THE PROBLEM:
Your task is to print every entry below exactly as given.

ROWS:
--------------------------------
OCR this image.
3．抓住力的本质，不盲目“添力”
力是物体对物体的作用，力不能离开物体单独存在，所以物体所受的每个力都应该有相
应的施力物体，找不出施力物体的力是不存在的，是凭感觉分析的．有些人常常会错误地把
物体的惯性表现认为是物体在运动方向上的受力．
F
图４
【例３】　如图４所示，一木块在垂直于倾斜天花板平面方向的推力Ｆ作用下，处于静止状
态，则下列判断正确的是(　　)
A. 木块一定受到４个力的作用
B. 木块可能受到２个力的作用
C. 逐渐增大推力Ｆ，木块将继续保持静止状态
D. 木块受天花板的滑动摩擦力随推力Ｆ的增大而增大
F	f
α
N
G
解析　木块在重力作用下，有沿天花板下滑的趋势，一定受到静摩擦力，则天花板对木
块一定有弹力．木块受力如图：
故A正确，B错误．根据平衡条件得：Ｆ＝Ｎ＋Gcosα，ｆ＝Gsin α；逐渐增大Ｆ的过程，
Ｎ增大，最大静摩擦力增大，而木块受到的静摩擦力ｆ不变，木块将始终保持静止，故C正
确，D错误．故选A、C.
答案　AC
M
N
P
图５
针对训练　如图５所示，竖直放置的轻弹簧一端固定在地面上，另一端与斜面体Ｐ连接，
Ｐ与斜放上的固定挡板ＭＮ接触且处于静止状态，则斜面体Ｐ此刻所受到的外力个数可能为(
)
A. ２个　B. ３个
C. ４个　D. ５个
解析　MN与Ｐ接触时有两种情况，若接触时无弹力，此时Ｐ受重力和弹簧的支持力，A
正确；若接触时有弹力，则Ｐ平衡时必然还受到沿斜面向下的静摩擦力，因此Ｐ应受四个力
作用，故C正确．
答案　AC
--------------------------------
COMPLETE ANSWER:
OCR this image.
3．抓住力的本质，不盲目“添力”
力是物体对物体的作用，力不能离开物体单独存在，所以物体所受的每个力都应该有相
应的施力物体，找不出施力物体的力是不存在的，是凭感觉分析的．有些人常常会错误地把
物体的惯性表现认为是物体在运动方向上的受力．
F
图４
【例３】　如图４所示，一木块在垂直于倾斜天花板平面方向的推力Ｆ作用下，处于静止状
态，则下列判断正确的是(　　)
A. 木块一定受到４个力的作用
B. 木块可能受到２个力的作用
C. 逐渐增大推力Ｆ，木块将继续保持静止状态
D. 木块受天花板的滑动摩擦力随推力Ｆ的增大而增大
F	f
α
N
G
解析　木块在重力作用下，有沿天花板下滑的趋势，一定受到静摩擦力，则天花板对木
块一定有弹力．木块受力如图：
故A正确，B错误．根据平衡条件得：Ｆ＝Ｎ＋Gcosα，ｆ＝Gsin α；逐渐增大Ｆ的过程，
Ｎ增大，最大静摩擦力增大，而木块受到的静摩擦力ｆ不变，木块将始终保持静止，故C正
确，D错误．故选A、C.
答案　AC
M
N
P
图５
针对训练　如图５所示，竖直放置的轻弹簧一端固定在地面上，另一端与斜面体Ｐ连接，
Ｐ与斜放上的固定挡板ＭＮ接触且处于静止状态，则斜面体Ｐ此刻所受到的外力个数可能为(
)
A. ２个　B. ３个
C. ４个　D. ５个
解析　MN与Ｐ接触时有两种情况，若接触时无弹力，此时Ｐ受重力和弹簧的支持力，A
正确；若接触时有弹力，则Ｐ平衡时必然还受到沿斜面向下的静摩擦力，因此Ｐ应受四个力
作用，故C正确．
答案　AC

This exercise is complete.